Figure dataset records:
## Start

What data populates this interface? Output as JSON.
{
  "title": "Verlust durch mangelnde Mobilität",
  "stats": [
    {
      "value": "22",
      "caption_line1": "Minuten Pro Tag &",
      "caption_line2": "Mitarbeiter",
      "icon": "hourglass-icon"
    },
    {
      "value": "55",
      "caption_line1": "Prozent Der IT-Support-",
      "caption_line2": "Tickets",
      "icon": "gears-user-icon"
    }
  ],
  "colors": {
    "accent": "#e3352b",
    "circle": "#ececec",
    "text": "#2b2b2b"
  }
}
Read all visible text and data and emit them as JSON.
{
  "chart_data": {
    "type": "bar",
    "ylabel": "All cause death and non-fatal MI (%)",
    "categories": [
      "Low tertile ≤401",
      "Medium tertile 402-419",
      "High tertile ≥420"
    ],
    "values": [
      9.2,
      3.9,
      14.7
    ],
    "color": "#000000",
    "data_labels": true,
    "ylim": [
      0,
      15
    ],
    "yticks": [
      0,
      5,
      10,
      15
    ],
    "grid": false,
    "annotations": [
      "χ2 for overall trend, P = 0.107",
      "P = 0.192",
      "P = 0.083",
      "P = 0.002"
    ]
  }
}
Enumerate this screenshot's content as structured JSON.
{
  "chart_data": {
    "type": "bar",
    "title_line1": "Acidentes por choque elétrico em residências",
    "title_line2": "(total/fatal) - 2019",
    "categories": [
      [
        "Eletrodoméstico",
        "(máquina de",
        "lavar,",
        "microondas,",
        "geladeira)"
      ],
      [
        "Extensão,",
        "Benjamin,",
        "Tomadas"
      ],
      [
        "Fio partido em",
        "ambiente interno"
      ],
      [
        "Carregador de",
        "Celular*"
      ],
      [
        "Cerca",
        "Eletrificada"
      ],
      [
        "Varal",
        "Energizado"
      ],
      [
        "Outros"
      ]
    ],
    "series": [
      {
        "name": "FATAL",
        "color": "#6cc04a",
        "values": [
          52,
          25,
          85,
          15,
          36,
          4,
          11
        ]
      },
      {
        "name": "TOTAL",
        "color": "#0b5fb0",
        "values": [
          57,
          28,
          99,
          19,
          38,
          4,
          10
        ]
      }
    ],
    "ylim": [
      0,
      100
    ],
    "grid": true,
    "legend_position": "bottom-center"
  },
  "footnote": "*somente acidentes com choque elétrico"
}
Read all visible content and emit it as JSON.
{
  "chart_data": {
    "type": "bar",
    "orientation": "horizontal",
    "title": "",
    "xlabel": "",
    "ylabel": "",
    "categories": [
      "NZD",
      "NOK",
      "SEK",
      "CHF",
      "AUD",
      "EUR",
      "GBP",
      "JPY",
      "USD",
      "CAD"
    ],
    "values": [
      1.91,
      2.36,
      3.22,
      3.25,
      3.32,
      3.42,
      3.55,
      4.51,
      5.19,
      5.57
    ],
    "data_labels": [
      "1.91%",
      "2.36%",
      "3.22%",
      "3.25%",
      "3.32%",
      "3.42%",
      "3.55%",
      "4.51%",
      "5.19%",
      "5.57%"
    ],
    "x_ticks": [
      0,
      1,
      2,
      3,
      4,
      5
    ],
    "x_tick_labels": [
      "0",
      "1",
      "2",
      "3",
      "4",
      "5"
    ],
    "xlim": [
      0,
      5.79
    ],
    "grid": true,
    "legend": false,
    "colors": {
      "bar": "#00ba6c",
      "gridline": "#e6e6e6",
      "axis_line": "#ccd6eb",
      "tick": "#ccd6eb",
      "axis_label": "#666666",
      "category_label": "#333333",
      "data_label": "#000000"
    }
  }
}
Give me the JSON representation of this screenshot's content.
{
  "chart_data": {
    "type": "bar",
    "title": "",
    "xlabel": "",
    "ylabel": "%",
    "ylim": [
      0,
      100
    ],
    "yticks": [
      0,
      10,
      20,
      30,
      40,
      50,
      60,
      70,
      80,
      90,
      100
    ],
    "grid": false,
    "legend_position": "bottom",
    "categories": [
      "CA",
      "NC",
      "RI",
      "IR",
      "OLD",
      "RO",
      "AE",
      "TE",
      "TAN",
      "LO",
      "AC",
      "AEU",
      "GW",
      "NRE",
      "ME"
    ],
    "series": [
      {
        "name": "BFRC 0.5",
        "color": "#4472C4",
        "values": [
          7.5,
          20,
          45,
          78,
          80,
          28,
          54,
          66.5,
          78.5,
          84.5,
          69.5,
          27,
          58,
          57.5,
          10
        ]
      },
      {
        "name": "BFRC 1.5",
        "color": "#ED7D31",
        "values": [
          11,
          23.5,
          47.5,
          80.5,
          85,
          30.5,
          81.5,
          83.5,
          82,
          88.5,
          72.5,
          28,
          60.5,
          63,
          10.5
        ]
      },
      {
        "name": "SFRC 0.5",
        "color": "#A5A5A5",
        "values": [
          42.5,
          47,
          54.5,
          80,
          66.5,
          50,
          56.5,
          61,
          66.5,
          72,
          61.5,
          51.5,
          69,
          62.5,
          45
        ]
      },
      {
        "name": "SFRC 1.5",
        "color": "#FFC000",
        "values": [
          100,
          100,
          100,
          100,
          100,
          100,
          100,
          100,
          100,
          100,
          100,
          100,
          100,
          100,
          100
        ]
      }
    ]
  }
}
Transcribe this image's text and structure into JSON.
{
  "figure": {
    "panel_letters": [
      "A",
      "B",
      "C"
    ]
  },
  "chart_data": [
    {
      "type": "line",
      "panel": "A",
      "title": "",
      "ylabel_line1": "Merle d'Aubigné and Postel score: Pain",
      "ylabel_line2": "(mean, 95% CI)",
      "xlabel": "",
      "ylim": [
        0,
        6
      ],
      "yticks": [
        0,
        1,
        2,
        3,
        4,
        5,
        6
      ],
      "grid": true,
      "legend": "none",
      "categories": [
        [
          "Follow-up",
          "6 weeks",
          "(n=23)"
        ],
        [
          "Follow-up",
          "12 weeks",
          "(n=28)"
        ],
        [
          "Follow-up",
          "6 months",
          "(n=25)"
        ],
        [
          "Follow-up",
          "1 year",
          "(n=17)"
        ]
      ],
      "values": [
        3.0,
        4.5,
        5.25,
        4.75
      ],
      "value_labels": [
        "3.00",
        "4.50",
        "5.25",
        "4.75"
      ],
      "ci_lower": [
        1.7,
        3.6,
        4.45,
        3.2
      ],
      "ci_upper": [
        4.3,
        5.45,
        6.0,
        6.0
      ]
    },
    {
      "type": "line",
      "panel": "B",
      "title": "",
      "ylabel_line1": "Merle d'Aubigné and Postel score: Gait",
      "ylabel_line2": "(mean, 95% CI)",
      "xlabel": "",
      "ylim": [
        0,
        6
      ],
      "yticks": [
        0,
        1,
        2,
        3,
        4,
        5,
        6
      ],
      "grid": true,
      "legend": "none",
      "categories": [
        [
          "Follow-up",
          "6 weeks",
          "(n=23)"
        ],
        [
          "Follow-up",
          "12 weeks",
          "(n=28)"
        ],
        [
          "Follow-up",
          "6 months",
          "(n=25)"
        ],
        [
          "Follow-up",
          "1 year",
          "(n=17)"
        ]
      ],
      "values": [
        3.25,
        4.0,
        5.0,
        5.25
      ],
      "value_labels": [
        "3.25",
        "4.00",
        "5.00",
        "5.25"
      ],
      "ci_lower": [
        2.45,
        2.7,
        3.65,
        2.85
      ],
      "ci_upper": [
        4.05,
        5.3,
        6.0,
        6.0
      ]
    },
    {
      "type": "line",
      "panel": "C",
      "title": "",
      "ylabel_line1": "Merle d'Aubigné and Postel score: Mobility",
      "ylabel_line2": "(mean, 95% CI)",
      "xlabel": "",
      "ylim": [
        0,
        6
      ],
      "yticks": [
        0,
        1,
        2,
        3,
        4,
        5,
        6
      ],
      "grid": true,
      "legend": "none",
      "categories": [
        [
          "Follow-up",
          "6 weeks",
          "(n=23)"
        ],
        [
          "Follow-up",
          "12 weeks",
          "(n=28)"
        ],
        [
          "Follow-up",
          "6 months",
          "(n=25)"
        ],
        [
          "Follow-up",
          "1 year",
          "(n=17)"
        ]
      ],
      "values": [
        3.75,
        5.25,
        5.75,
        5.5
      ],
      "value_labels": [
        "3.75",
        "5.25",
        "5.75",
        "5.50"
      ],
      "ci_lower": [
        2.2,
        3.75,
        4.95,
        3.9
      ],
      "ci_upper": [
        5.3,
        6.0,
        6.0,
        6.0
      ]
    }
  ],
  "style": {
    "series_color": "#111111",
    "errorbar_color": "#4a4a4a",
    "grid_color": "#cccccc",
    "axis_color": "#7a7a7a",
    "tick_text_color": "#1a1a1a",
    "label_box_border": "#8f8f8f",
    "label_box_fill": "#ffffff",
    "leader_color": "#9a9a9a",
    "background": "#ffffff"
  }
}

## End

# WHAT YOU ARE ASKED TO DO:
From the listing above, pick out each line where the word "ffffff" appears.

# ANSWER TO THIS TASK:
    "label_box_fill": "#ffffff",
    "background": "#ffffff"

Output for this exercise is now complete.